> _EXERCISE_
Extract each line where the string "this" shows up.

> _SOURCE DATA_

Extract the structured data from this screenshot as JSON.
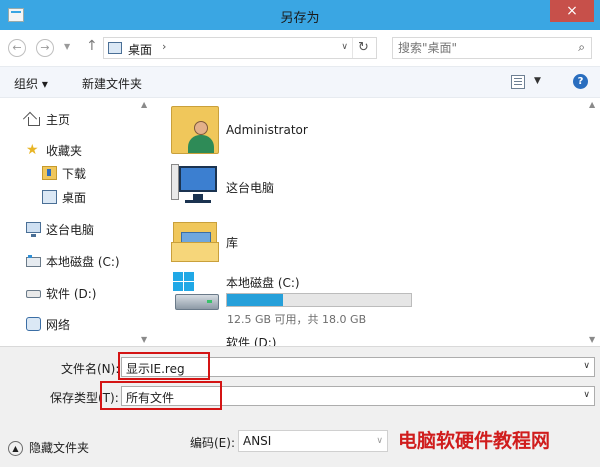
{
  "window": {
    "title": "另存为",
    "close_glyph": "×"
  },
  "navbar": {
    "back_glyph": "←",
    "forward_glyph": "→",
    "recent_glyph": "▼",
    "up_glyph": "↑",
    "location": "桌面",
    "location_sep": "›",
    "dropdown_glyph": "∨",
    "refresh_glyph": "↻",
    "search_placeholder": "搜索\"桌面\"",
    "search_icon": "search-icon"
  },
  "toolbar": {
    "organize": "组织 ▾",
    "new_folder": "新建文件夹",
    "view_dropdown": "▼",
    "help": "?"
  },
  "sidebar": {
    "items": [
      {
        "label": "主页",
        "icon": "home-icon"
      },
      {
        "label": "收藏夹",
        "icon": "star-icon"
      },
      {
        "label": "下载",
        "icon": "download-folder-icon"
      },
      {
        "label": "桌面",
        "icon": "desktop-icon"
      },
      {
        "label": "这台电脑",
        "icon": "computer-icon"
      },
      {
        "label": "本地磁盘 (C:)",
        "icon": "drive-icon"
      },
      {
        "label": "软件 (D:)",
        "icon": "dvd-drive-icon"
      },
      {
        "label": "网络",
        "icon": "network-icon"
      }
    ],
    "scroll_up": "▲",
    "scroll_down": "▼"
  },
  "content": {
    "items": [
      {
        "name": "Administrator",
        "icon": "user-folder-icon"
      },
      {
        "name": "这台电脑",
        "icon": "computer-icon"
      },
      {
        "name": "库",
        "icon": "library-icon"
      },
      {
        "name": "本地磁盘 (C:)",
        "icon": "windows-drive-icon"
      },
      {
        "name": "软件 (D:)",
        "icon": "dvd-drive-icon"
      }
    ],
    "drive_c": {
      "free_text": "12.5 GB 可用，共 18.0 GB",
      "free_gb": 12.5,
      "total_gb": 18.0
    },
    "scroll_up": "▲",
    "scroll_down": "▼"
  },
  "form": {
    "filename_label": "文件名(N):",
    "filename_value": "显示IE.reg",
    "type_label": "保存类型(T):",
    "type_value": "所有文件",
    "dropdown_glyph": "∨",
    "hide_folders": "隐藏文件夹",
    "hide_glyph": "▲",
    "encoding_label": "编码(E):",
    "encoding_value": "ANSI",
    "encoding_dropdown": "∨"
  },
  "watermark": "电脑软硬件教程网",
  "colors": {
    "titlebar": "#3aa6e3",
    "close_button": "#c7504a",
    "highlight_box": "#d41414",
    "usage_bar": "#26a0da",
    "watermark": "#d01d1d"
  }
}
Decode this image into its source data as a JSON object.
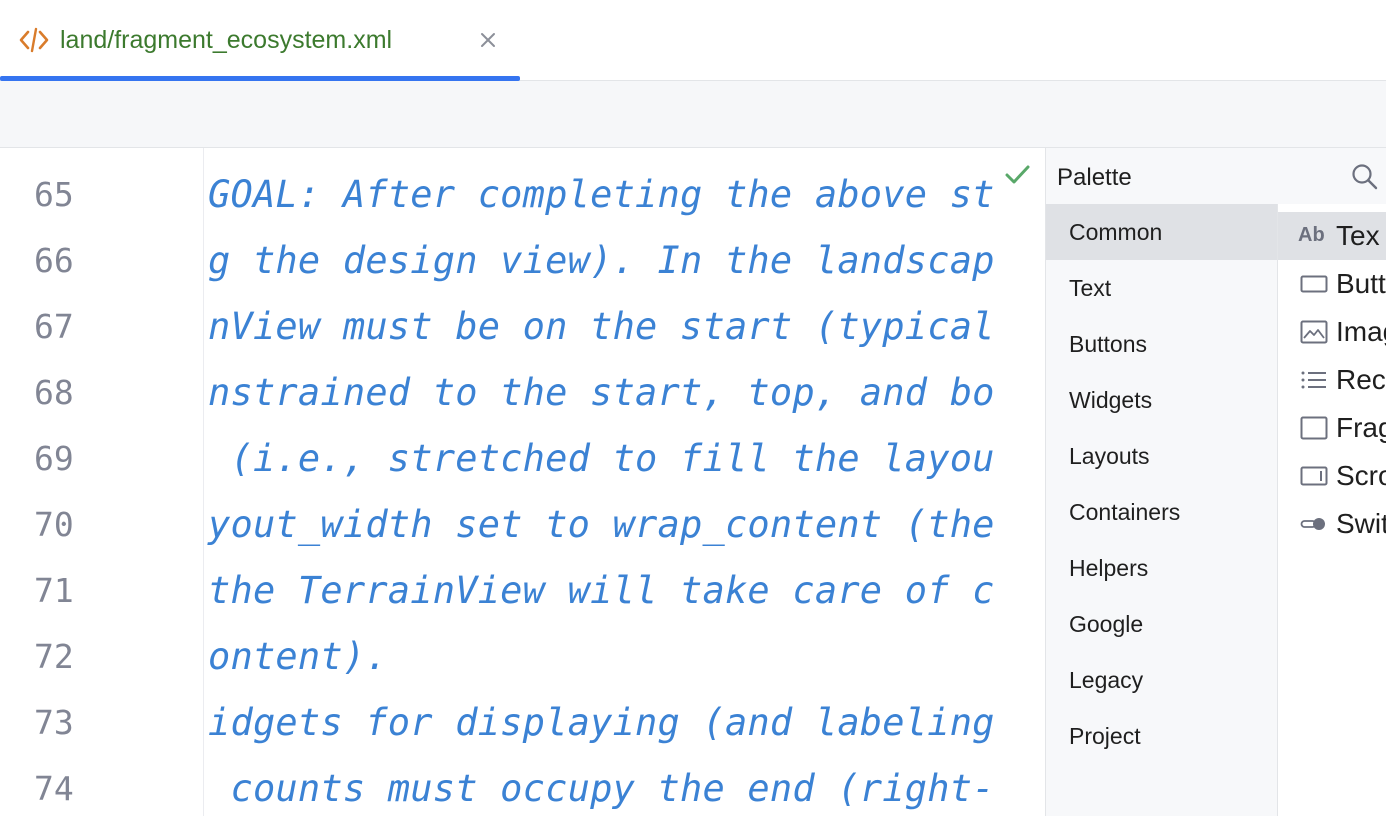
{
  "tab": {
    "label": "land/fragment_ecosystem.xml",
    "icon": "xml-tag-icon"
  },
  "editor": {
    "lines": [
      {
        "number": "65",
        "text": "GOAL: After completing the above st"
      },
      {
        "number": "66",
        "text": "g the design view). In the landscap"
      },
      {
        "number": "67",
        "text": "nView must be on the start (typical"
      },
      {
        "number": "68",
        "text": "nstrained to the start, top, and bo"
      },
      {
        "number": "69",
        "text": " (i.e., stretched to fill the layou"
      },
      {
        "number": "70",
        "text": "yout_width set to wrap_content (the"
      },
      {
        "number": "71",
        "text": "the TerrainView will take care of c"
      },
      {
        "number": "72",
        "text": "ontent)."
      },
      {
        "number": "73",
        "text": "idgets for displaying (and labeling"
      },
      {
        "number": "74",
        "text": " counts must occupy the end (right-"
      }
    ]
  },
  "palette": {
    "title": "Palette",
    "categories": [
      "Common",
      "Text",
      "Buttons",
      "Widgets",
      "Layouts",
      "Containers",
      "Helpers",
      "Google",
      "Legacy",
      "Project"
    ],
    "items": [
      {
        "label": "Tex",
        "icon": "textview-icon",
        "icon_text": "Ab"
      },
      {
        "label": "Butt",
        "icon": "button-icon"
      },
      {
        "label": "Imag",
        "icon": "imageview-icon"
      },
      {
        "label": "Rec",
        "icon": "recyclerview-icon"
      },
      {
        "label": "Frag",
        "icon": "fragment-icon"
      },
      {
        "label": "Scro",
        "icon": "scrollview-icon"
      },
      {
        "label": "Swit",
        "icon": "switch-icon"
      }
    ]
  },
  "colors": {
    "accent": "#3574f0",
    "tab_text": "#3c7a2e",
    "code_text": "#3b82d4",
    "check": "#59a869"
  }
}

> _CORRECT ANSWER_
Extract the structured data from this screenshot as JSON.
Decode this image into its source data as a JSON object.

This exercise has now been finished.